Within the listing below, locate all lines containing the word "color". Copy each one.

### Material for the task ###

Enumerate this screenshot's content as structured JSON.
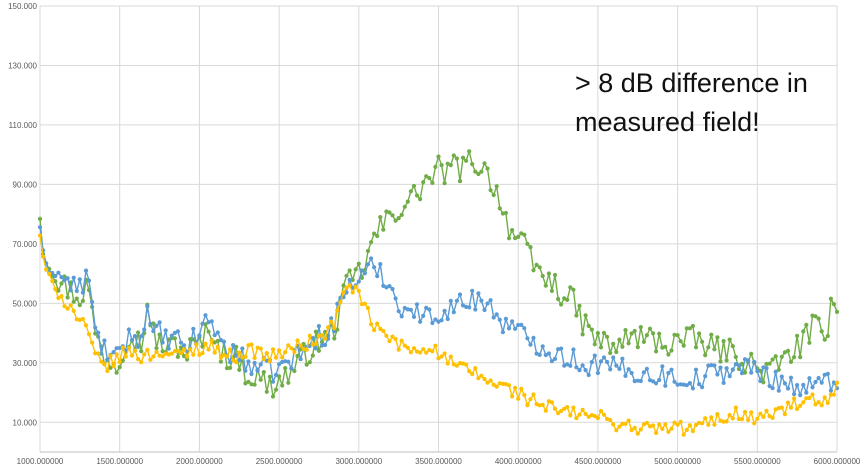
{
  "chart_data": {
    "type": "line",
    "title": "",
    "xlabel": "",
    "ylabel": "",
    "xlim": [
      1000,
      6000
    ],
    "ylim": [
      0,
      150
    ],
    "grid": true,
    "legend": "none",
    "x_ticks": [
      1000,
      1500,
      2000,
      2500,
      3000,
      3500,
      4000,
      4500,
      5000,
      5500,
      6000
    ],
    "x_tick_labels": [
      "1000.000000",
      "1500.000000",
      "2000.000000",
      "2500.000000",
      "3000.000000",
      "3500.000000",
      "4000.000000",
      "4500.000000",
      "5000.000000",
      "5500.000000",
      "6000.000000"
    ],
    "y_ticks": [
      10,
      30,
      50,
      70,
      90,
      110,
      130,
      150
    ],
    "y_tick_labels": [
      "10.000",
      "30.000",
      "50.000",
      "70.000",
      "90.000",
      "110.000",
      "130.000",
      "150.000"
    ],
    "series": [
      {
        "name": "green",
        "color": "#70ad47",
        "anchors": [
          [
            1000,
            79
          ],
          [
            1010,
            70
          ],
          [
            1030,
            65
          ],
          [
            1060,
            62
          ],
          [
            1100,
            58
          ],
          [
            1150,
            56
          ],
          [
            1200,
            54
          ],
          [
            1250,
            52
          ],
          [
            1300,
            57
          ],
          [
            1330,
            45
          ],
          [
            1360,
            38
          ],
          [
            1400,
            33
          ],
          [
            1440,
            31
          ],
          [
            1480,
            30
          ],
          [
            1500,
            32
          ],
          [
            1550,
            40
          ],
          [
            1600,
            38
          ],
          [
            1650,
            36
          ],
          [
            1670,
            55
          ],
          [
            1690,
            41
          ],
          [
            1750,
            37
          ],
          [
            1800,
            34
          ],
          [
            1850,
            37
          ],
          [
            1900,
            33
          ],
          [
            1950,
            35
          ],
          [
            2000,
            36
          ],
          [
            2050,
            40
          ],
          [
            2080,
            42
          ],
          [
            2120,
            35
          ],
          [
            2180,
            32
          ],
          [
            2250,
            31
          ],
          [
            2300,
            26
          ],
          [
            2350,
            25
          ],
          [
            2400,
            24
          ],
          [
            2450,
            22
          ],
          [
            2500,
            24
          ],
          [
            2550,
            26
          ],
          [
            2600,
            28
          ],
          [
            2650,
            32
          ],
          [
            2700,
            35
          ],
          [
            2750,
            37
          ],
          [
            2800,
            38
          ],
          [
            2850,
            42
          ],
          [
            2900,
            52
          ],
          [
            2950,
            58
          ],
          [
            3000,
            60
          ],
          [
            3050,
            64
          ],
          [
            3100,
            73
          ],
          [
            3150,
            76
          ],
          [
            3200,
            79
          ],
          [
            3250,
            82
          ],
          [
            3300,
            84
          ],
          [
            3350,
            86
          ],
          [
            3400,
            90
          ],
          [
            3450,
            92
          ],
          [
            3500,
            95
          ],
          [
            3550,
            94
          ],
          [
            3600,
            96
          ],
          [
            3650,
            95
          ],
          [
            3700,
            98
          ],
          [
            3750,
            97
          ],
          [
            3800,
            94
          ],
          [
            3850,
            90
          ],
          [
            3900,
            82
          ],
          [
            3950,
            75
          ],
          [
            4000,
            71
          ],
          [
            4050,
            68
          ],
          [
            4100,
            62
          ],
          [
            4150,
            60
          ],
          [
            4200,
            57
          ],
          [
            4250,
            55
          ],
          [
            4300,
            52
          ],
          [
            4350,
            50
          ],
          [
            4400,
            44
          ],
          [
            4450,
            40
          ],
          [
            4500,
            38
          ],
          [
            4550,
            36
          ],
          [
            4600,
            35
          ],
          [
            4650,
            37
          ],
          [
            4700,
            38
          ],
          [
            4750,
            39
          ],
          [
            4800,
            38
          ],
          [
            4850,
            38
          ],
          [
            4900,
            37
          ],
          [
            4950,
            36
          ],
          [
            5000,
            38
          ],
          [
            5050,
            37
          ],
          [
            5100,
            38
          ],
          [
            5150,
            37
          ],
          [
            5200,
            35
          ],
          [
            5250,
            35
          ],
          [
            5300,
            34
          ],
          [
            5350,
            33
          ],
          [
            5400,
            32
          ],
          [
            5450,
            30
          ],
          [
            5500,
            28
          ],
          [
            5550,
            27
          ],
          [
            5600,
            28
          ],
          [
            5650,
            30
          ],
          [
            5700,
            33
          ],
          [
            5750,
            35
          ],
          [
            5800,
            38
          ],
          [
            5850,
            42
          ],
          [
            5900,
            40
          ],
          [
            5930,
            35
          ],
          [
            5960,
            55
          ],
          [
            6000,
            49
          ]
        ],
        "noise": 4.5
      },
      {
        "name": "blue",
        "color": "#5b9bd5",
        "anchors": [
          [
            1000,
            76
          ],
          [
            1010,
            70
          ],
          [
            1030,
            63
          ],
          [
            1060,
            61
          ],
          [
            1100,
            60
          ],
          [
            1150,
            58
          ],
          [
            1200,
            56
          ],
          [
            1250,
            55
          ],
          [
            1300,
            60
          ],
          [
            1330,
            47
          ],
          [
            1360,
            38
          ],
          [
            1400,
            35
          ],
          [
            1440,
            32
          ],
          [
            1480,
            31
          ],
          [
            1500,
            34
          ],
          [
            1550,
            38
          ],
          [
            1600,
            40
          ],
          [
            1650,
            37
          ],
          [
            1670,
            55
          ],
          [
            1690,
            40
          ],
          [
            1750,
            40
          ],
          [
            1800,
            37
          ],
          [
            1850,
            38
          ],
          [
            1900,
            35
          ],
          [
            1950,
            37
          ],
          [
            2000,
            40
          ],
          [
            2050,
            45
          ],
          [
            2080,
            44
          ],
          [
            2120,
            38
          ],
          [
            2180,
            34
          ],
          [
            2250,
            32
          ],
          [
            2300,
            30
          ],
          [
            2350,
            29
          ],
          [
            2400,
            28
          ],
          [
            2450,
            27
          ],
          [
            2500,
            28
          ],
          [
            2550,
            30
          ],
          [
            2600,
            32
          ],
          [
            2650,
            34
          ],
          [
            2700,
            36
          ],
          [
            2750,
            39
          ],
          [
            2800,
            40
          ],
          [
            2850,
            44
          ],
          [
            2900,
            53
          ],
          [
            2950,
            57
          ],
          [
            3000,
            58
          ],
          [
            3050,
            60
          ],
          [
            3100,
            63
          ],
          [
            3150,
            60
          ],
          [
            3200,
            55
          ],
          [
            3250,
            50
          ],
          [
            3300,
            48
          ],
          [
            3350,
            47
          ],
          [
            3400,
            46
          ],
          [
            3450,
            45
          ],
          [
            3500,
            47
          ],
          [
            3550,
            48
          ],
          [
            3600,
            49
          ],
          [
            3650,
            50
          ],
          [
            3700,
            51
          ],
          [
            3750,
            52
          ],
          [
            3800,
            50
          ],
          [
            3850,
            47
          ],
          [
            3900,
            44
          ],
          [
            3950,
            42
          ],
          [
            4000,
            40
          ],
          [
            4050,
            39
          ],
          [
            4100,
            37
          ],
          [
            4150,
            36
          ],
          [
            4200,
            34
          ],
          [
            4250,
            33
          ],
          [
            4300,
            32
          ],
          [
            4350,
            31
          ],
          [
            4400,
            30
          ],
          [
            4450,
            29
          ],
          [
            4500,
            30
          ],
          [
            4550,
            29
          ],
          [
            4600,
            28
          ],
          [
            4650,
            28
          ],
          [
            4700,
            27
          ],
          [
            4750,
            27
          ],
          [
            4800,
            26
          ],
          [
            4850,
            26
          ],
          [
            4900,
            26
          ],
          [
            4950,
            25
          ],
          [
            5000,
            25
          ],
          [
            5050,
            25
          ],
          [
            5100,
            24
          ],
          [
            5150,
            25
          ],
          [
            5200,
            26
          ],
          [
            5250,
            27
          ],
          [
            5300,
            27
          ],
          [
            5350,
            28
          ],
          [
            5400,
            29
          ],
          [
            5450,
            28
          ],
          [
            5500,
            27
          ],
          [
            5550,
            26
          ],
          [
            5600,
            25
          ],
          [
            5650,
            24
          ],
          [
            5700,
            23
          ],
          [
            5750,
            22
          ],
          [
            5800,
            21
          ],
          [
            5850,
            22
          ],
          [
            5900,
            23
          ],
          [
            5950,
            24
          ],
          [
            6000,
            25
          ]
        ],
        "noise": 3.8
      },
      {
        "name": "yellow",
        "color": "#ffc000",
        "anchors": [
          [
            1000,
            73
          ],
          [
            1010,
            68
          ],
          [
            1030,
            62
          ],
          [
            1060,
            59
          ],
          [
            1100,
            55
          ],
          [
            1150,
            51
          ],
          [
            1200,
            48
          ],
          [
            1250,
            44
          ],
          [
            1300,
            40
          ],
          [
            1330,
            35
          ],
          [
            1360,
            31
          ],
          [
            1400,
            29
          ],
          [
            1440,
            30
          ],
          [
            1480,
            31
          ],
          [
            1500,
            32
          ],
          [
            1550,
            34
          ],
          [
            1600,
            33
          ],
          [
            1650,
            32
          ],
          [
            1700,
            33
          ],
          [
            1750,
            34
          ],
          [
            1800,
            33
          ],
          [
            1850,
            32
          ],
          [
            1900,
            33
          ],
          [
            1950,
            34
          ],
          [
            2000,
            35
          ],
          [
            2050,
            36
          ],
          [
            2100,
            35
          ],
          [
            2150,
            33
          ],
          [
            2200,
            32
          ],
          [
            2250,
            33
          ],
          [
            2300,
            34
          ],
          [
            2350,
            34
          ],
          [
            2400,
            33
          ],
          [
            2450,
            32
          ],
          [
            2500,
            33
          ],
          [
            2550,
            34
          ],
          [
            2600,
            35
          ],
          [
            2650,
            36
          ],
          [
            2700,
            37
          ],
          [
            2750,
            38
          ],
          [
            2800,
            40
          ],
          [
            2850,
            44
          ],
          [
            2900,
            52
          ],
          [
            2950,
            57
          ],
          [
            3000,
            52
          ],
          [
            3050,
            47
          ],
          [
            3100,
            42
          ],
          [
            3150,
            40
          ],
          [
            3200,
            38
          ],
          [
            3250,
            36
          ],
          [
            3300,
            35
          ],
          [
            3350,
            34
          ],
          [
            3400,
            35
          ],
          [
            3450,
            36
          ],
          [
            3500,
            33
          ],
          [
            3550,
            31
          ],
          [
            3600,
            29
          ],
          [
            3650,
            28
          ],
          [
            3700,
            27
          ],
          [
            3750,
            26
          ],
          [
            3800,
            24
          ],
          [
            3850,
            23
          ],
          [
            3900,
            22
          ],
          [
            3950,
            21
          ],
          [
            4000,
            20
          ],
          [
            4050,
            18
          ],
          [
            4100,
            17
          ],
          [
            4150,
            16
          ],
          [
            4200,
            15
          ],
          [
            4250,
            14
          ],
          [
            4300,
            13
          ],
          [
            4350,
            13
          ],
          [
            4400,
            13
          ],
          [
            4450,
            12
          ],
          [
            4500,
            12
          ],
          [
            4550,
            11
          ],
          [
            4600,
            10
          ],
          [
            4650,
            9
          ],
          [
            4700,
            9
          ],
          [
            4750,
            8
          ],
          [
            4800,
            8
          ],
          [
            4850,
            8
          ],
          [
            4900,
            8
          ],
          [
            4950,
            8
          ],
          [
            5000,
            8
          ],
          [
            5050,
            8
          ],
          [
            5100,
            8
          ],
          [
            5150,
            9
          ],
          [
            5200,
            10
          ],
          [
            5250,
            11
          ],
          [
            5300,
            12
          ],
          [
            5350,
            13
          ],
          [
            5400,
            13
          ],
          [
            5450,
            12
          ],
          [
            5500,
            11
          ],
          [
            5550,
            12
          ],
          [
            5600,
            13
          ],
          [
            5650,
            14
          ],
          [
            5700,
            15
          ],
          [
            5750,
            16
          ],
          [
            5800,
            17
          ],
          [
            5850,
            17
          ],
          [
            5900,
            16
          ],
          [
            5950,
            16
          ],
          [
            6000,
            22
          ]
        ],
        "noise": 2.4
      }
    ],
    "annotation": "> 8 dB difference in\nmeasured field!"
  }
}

###

§ Solved exercise
        "color": "#70ad47",
        "color": "#5b9bd5",
        "color": "#ffc000",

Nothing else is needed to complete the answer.